** Begin **

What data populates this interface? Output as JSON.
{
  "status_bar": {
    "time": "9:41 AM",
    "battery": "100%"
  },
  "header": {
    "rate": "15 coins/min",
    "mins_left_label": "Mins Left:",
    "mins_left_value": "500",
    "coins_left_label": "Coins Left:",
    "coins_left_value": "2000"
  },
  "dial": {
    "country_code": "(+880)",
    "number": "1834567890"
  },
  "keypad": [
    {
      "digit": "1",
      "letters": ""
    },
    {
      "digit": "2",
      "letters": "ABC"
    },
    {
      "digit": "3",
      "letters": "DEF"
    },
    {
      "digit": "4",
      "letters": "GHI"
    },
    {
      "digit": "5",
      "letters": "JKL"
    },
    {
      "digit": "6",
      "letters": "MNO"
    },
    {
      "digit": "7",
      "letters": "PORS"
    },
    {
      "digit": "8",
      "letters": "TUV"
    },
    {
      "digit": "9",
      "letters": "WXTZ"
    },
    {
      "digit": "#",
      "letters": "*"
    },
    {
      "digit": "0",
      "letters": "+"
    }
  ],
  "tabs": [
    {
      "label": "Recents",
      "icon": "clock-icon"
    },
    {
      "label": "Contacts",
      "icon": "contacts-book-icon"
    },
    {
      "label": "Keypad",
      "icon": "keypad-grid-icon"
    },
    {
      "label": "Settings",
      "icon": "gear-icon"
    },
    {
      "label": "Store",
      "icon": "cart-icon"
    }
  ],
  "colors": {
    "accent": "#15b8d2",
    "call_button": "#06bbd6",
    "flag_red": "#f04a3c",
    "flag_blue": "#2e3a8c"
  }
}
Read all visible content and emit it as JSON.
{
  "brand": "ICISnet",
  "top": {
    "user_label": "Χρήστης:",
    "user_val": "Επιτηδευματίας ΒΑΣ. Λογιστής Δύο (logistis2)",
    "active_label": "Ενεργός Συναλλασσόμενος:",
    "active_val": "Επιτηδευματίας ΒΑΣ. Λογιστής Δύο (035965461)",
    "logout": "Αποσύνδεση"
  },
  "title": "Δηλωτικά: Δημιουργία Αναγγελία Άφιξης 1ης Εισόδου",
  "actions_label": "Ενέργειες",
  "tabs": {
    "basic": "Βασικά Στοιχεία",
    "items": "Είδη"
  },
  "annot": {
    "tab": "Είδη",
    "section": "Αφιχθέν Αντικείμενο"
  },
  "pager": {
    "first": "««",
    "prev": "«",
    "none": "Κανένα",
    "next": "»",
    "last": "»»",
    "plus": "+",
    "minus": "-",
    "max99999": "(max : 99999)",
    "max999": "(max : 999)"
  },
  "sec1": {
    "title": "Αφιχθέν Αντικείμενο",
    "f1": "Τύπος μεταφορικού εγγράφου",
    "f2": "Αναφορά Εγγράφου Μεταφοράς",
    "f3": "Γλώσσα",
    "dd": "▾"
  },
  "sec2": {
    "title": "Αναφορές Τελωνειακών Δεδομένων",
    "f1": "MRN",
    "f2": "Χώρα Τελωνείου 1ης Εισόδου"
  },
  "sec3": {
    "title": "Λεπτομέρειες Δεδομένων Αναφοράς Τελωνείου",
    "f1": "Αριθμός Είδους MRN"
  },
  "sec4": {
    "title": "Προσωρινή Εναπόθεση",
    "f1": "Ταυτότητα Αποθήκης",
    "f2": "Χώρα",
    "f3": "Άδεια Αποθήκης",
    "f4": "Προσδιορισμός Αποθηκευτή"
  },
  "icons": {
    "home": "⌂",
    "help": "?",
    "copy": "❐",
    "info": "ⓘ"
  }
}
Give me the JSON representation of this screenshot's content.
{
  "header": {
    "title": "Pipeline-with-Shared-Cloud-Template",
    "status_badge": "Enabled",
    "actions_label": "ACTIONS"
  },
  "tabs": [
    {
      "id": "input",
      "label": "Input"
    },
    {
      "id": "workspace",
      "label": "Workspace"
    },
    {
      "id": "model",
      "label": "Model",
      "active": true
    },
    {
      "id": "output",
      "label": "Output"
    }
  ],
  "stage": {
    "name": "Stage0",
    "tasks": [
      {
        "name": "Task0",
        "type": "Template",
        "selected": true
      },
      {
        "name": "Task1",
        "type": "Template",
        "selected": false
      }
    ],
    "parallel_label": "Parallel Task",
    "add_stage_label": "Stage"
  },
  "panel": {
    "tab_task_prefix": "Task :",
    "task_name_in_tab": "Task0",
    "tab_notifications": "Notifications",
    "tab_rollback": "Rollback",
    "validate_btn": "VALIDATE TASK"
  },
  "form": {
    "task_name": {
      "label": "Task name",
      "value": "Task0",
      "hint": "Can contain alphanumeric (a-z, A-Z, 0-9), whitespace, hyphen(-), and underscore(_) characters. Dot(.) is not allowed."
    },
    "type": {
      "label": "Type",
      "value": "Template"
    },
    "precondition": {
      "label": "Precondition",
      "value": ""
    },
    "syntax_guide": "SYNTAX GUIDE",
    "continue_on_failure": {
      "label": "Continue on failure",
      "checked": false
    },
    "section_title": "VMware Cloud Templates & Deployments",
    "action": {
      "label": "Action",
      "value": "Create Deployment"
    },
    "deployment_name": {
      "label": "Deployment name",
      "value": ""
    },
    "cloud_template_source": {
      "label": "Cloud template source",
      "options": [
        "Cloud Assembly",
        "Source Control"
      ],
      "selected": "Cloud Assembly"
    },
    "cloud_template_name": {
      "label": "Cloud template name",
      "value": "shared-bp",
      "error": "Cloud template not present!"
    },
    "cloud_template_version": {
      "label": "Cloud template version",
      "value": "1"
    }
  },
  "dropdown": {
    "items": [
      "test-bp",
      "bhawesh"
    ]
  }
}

** End **

Problem details »
Make a copy of each line that contains the string "Επιτηδευματίας".

Complete response »
    "user_val": "Επιτηδευματίας ΒΑΣ. Λογιστής Δύο (logistis2)",
    "active_val": "Επιτηδευματίας ΒΑΣ. Λογιστής Δύο (035965461)",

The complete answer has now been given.